• [Work to be completed]
Identify every line in the rows below that contains the string "area", and copy each of those lines. Matching is case-sensitive.

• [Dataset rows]
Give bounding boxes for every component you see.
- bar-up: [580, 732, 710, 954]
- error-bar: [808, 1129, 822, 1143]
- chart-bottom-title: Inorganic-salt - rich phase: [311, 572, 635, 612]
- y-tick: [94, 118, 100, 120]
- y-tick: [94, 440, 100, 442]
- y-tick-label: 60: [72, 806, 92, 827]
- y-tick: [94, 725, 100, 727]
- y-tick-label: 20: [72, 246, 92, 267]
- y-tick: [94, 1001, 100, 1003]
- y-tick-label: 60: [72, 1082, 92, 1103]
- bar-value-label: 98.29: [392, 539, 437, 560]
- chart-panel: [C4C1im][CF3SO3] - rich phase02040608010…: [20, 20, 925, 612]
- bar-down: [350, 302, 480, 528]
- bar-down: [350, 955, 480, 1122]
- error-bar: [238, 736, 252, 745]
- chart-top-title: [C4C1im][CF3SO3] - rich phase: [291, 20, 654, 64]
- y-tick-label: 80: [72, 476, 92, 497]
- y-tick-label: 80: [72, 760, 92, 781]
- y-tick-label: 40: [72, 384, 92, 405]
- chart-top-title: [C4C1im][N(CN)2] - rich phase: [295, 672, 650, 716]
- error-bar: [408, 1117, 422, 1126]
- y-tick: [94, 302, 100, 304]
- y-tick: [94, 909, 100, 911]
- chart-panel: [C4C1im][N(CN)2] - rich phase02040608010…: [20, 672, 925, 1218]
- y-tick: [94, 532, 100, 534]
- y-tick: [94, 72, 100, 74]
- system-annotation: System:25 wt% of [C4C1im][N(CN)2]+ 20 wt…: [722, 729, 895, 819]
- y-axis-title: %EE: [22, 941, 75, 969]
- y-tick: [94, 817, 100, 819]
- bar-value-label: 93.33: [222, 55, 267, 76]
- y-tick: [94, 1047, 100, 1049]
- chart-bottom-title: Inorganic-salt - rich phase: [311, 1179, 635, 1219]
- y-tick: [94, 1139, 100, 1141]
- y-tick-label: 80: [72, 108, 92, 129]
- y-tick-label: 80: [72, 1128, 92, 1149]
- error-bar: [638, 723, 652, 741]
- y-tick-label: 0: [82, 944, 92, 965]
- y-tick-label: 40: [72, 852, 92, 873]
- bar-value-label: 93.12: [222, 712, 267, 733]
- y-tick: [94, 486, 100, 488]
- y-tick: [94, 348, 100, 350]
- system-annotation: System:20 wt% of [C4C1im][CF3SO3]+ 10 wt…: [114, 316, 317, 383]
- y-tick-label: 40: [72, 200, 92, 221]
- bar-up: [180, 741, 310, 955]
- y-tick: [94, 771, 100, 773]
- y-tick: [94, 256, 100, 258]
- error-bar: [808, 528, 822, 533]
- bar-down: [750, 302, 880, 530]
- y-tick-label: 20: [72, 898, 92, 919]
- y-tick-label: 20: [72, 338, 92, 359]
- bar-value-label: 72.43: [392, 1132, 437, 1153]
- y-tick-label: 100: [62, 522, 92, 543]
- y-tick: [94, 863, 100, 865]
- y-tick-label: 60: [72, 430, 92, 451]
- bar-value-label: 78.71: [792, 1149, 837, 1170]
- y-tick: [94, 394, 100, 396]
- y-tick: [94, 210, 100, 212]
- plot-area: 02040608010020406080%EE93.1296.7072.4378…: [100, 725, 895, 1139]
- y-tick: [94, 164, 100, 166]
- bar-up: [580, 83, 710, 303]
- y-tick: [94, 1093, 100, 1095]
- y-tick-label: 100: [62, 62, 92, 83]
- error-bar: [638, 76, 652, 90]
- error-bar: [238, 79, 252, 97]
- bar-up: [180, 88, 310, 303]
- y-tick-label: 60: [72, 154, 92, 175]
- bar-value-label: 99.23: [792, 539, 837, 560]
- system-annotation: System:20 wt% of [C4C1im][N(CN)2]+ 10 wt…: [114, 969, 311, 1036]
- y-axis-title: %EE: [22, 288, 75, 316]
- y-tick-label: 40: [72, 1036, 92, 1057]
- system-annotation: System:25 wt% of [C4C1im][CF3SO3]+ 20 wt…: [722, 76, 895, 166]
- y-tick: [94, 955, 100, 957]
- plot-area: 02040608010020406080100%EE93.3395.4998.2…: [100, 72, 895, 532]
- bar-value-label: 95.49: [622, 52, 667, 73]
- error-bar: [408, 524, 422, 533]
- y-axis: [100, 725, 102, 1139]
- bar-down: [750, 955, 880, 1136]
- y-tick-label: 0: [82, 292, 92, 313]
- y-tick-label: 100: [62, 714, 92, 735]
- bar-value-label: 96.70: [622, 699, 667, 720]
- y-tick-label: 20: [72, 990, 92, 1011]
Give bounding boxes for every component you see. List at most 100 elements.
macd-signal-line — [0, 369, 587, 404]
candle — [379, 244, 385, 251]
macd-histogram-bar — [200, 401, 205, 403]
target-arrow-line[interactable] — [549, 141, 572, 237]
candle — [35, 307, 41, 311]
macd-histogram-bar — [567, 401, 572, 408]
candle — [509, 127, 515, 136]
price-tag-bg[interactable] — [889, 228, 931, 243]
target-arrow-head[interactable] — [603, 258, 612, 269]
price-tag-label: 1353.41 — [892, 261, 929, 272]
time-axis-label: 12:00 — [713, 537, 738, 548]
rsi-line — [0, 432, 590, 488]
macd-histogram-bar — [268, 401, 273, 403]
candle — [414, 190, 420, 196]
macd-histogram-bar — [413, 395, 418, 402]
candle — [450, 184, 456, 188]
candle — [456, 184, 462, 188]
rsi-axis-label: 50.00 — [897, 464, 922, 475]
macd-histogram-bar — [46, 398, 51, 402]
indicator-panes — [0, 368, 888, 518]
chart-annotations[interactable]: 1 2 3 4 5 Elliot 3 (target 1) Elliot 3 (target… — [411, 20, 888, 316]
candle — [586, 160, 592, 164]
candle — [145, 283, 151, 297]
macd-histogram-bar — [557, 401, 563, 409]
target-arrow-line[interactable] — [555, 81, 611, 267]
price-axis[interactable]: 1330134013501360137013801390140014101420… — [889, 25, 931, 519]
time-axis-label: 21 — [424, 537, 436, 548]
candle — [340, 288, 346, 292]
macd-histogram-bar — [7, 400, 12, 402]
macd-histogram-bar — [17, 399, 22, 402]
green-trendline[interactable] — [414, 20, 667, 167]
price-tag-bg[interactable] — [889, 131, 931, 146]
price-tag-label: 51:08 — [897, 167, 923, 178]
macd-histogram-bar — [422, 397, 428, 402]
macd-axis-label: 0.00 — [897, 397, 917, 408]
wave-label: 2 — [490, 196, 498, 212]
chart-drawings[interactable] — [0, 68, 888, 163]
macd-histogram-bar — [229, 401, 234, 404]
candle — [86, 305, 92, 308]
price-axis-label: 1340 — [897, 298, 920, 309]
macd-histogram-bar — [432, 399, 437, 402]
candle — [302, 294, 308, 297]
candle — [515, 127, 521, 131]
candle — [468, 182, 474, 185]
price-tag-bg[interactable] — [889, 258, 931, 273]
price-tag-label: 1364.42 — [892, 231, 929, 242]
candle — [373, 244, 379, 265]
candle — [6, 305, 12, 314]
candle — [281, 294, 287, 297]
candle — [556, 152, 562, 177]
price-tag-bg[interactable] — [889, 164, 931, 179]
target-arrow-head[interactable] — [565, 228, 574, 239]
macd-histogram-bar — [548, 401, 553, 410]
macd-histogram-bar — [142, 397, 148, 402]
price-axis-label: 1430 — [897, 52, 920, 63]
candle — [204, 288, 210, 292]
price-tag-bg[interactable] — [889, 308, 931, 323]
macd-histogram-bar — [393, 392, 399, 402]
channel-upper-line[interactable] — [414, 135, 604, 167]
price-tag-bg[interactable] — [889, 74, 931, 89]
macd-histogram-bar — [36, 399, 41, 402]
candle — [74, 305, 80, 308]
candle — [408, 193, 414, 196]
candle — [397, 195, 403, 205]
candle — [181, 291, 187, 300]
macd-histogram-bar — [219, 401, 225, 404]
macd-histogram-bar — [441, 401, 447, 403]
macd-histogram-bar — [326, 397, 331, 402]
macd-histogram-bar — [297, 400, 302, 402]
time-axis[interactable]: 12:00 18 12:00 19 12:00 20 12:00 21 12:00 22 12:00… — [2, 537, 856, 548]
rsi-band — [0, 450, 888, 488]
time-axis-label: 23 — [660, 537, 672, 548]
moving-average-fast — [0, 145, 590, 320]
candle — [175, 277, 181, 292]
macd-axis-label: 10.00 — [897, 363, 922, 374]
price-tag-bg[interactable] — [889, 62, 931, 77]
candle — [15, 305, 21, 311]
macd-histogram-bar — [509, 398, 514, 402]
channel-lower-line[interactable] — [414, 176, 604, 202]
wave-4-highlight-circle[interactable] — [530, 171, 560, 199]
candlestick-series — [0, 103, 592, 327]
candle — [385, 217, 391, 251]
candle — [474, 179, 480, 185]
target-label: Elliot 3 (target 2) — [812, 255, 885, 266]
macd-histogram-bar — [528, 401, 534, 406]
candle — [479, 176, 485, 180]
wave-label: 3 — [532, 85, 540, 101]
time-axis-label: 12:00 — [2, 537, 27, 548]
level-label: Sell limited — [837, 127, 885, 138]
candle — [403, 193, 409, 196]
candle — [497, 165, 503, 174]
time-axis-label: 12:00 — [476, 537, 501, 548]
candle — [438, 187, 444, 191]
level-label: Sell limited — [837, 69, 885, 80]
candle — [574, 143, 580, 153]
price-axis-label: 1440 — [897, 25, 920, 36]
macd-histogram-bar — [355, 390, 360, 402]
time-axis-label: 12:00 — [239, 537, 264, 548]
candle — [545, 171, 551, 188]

• [Response to this exercise]
- plot-area: 02040608010020406080%EE93.1296.7072.4378…: [100, 725, 895, 1139]
- plot-area: 02040608010020406080100%EE93.3395.4998.2…: [100, 72, 895, 532]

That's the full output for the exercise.